__STATED TASK__
Take the line that contains "OCR this image." as the first line and the final line of the records as the last; return exactly those lines and the lines between.

Collection entries:
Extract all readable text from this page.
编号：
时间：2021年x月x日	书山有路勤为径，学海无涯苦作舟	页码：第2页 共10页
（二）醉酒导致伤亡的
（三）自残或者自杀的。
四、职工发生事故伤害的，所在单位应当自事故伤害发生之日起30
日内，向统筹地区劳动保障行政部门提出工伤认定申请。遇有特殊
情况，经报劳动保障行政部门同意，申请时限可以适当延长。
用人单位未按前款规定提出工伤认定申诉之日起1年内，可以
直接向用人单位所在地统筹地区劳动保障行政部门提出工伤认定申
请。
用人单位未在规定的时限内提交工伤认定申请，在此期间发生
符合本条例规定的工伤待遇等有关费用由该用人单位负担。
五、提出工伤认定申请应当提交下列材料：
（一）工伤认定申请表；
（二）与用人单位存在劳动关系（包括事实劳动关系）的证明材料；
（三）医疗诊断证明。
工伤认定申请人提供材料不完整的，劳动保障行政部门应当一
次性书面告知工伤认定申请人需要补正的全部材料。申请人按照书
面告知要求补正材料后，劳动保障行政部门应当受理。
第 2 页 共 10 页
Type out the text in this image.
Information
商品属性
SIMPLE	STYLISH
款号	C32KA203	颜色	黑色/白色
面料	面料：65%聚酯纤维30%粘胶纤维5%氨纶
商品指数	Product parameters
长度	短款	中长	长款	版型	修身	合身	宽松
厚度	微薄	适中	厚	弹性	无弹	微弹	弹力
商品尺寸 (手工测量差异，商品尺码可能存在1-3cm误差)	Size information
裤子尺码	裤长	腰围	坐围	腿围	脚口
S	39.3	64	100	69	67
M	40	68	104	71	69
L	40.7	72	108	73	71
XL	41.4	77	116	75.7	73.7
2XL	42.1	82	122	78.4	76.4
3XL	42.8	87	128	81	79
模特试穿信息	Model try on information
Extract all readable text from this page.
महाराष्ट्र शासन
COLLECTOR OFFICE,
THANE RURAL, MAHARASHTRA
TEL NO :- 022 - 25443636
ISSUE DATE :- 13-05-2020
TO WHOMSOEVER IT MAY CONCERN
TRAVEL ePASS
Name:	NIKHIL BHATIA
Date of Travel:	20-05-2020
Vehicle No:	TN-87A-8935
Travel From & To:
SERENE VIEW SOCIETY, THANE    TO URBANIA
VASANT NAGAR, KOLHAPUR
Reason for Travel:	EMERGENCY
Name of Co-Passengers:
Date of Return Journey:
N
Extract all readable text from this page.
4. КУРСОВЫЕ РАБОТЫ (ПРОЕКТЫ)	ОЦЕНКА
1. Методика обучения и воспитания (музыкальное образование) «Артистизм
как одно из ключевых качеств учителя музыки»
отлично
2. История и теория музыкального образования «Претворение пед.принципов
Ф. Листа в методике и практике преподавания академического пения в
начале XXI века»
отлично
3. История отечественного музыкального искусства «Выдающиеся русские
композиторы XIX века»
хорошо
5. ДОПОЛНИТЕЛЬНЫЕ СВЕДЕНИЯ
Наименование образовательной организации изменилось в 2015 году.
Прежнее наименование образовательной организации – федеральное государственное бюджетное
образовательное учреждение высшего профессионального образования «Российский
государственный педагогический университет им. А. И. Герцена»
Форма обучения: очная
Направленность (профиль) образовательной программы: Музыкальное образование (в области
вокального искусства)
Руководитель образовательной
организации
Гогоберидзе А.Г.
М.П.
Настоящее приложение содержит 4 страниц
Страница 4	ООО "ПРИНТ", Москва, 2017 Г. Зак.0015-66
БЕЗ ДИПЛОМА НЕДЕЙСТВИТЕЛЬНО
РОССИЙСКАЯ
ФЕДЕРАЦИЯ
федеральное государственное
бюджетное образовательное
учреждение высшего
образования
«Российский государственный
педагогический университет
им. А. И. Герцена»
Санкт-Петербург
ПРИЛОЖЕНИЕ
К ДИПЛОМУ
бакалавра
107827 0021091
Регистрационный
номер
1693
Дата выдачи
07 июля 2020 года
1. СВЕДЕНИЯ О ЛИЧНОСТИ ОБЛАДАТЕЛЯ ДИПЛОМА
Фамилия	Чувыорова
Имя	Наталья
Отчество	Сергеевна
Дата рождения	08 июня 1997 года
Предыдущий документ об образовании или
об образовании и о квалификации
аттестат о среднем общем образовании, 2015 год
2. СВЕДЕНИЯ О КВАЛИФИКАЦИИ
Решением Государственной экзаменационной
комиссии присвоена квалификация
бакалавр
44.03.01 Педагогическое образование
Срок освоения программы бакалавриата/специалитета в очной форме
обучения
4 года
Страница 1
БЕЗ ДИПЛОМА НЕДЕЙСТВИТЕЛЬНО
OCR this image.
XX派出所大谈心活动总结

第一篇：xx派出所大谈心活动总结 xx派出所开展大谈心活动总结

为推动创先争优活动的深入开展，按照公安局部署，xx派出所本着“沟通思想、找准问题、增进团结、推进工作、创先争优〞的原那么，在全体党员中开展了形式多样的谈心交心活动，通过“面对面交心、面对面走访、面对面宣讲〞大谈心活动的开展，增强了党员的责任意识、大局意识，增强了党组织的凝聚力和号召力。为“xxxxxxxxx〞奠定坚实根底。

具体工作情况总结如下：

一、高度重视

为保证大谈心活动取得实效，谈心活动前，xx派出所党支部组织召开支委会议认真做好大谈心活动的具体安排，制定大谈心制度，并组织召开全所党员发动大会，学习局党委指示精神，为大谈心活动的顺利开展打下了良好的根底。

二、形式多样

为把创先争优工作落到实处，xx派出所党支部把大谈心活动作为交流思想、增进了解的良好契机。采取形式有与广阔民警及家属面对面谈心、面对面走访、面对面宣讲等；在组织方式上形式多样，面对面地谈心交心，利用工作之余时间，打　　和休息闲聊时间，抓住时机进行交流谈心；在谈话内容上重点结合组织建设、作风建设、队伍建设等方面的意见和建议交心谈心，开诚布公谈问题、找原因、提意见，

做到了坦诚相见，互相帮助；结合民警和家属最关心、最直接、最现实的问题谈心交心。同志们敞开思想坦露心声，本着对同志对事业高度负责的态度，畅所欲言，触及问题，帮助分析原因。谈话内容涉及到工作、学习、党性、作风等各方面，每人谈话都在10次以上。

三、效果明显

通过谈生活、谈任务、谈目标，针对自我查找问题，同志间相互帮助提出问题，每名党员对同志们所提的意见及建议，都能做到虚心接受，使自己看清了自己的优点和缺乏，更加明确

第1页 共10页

__RESPONSE__
OCR this image.
XX派出所大谈心活动总结

第一篇：xx派出所大谈心活动总结 xx派出所开展大谈心活动总结

为推动创先争优活动的深入开展，按照公安局部署，xx派出所本着“沟通思想、找准问题、增进团结、推进工作、创先争优〞的原那么，在全体党员中开展了形式多样的谈心交心活动，通过“面对面交心、面对面走访、面对面宣讲〞大谈心活动的开展，增强了党员的责任意识、大局意识，增强了党组织的凝聚力和号召力。为“xxxxxxxxx〞奠定坚实根底。

具体工作情况总结如下：

一、高度重视

为保证大谈心活动取得实效，谈心活动前，xx派出所党支部组织召开支委会议认真做好大谈心活动的具体安排，制定大谈心制度，并组织召开全所党员发动大会，学习局党委指示精神，为大谈心活动的顺利开展打下了良好的根底。

二、形式多样

为把创先争优工作落到实处，xx派出所党支部把大谈心活动作为交流思想、增进了解的良好契机。采取形式有与广阔民警及家属面对面谈心、面对面走访、面对面宣讲等；在组织方式上形式多样，面对面地谈心交心，利用工作之余时间，打　　和休息闲聊时间，抓住时机进行交流谈心；在谈话内容上重点结合组织建设、作风建设、队伍建设等方面的意见和建议交心谈心，开诚布公谈问题、找原因、提意见，

做到了坦诚相见，互相帮助；结合民警和家属最关心、最直接、最现实的问题谈心交心。同志们敞开思想坦露心声，本着对同志对事业高度负责的态度，畅所欲言，触及问题，帮助分析原因。谈话内容涉及到工作、学习、党性、作风等各方面，每人谈话都在10次以上。

三、效果明显

通过谈生活、谈任务、谈目标，针对自我查找问题，同志间相互帮助提出问题，每名党员对同志们所提的意见及建议，都能做到虚心接受，使自己看清了自己的优点和缺乏，更加明确

第1页 共10页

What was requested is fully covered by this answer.